* [Exercise directions]: Reproduce the following material line for line, without altering any character.

* [Dataset excerpts]:

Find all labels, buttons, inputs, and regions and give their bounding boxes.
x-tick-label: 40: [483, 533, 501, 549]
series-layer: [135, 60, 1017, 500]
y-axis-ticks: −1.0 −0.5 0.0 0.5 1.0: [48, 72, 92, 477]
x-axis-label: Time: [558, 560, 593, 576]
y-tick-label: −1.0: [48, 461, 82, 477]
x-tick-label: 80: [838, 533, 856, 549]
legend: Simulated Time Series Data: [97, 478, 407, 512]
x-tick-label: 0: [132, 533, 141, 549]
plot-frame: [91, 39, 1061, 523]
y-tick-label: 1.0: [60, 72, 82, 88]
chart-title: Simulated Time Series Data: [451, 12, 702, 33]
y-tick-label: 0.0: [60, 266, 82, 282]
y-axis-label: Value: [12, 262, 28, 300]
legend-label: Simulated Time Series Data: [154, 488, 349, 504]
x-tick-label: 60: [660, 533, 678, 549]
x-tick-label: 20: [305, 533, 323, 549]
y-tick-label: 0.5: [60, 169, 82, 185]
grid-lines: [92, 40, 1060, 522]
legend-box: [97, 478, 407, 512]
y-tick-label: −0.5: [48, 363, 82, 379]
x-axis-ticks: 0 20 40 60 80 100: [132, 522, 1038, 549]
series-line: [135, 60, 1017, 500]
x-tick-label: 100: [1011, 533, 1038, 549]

* [Correct answer]:
Find all labels, buttons, inputs, and regions and give their bounding boxes.
x-tick-label: 40: [483, 533, 501, 549]
series-layer: [135, 60, 1017, 500]
y-axis-ticks: −1.0 −0.5 0.0 0.5 1.0: [48, 72, 92, 477]
x-axis-label: Time: [558, 560, 593, 576]
y-tick-label: −1.0: [48, 461, 82, 477]
x-tick-label: 80: [838, 533, 856, 549]
legend: Simulated Time Series Data: [97, 478, 407, 512]
x-tick-label: 0: [132, 533, 141, 549]
plot-frame: [91, 39, 1061, 523]
y-tick-label: 1.0: [60, 72, 82, 88]
chart-title: Simulated Time Series Data: [451, 12, 702, 33]
y-tick-label: 0.0: [60, 266, 82, 282]
y-axis-label: Value: [12, 262, 28, 300]
legend-label: Simulated Time Series Data: [154, 488, 349, 504]
x-tick-label: 60: [660, 533, 678, 549]
x-tick-label: 20: [305, 533, 323, 549]
y-tick-label: 0.5: [60, 169, 82, 185]
grid-lines: [92, 40, 1060, 522]
legend-box: [97, 478, 407, 512]
y-tick-label: −0.5: [48, 363, 82, 379]
x-axis-ticks: 0 20 40 60 80 100: [132, 522, 1038, 549]
series-line: [135, 60, 1017, 500]
x-tick-label: 100: [1011, 533, 1038, 549]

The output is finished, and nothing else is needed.